With the pictures omitted, write out the entries that follow exactly as they stand.

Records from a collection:
━━━
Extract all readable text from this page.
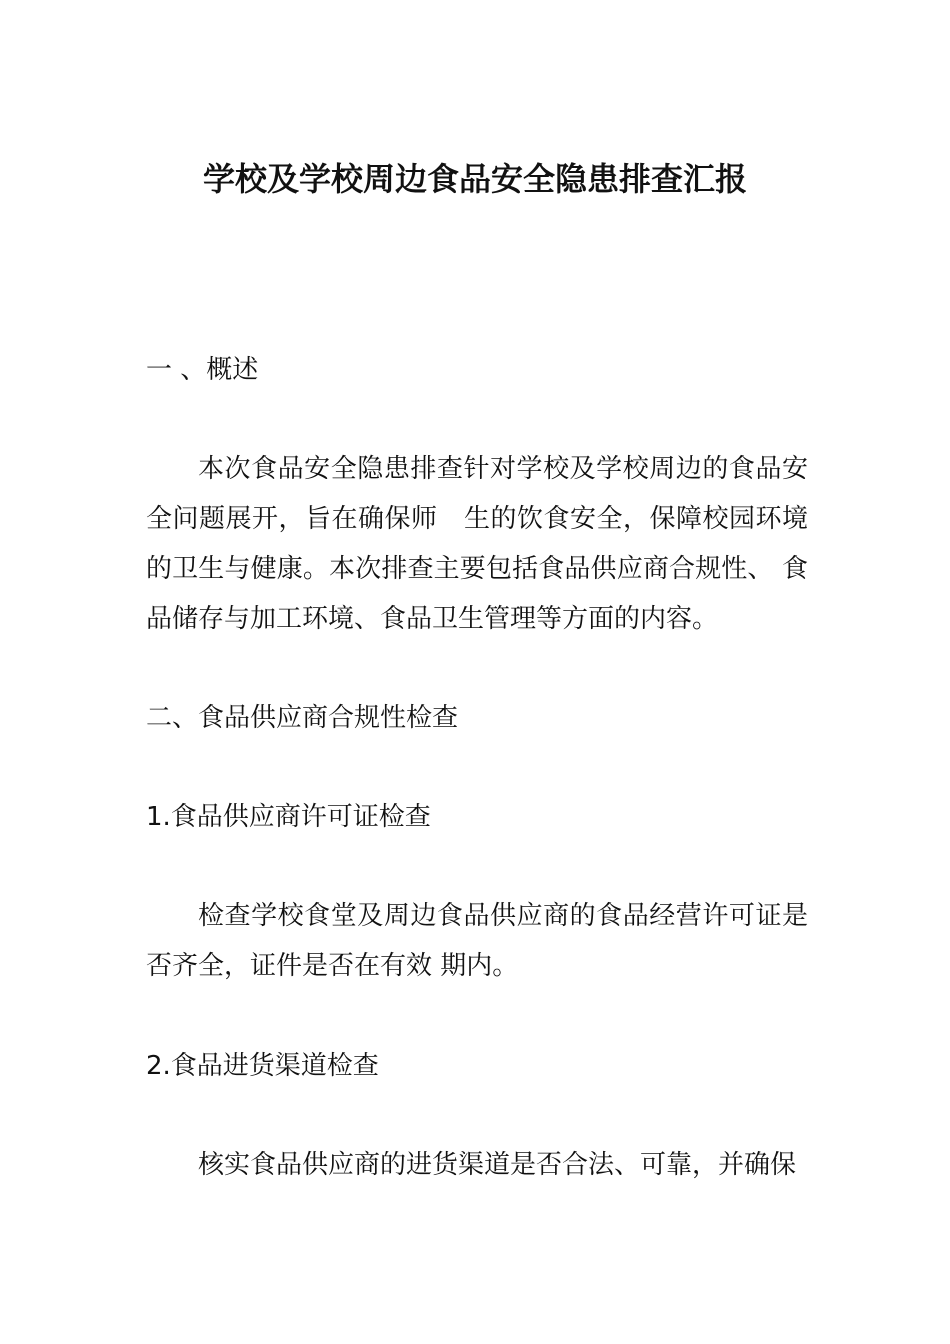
学校及学校周边食品安全隐患排查汇报

一 、概述

本次食品安全隐患排查针对学校及学校周边的食品安全问题展开，旨在确保师　生的饮食安全，保障校园环境的卫生与健康。本次排查主要包括食品供应商合规性、 食品储存与加工环境、食品卫生管理等方面的内容。

二、食品供应商合规性检查

1.食品供应商许可证检查

检查学校食堂及周边食品供应商的食品经营许可证是否齐全，证件是否在有效 期内。

2.食品进货渠道检查

核实食品供应商的进货渠道是否合法、可靠，并确保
━━━
RESULT FOR THIS EXERCISE:
Extract all readable text from this page.
学校及学校周边食品安全隐患排查汇报

一 、概述

本次食品安全隐患排查针对学校及学校周边的食品安全问题展开，旨在确保师　生的饮食安全，保障校园环境的卫生与健康。本次排查主要包括食品供应商合规性、 食品储存与加工环境、食品卫生管理等方面的内容。

二、食品供应商合规性检查

1.食品供应商许可证检查

检查学校食堂及周边食品供应商的食品经营许可证是否齐全，证件是否在有效 期内。

2.食品进货渠道检查

核实食品供应商的进货渠道是否合法、可靠，并确保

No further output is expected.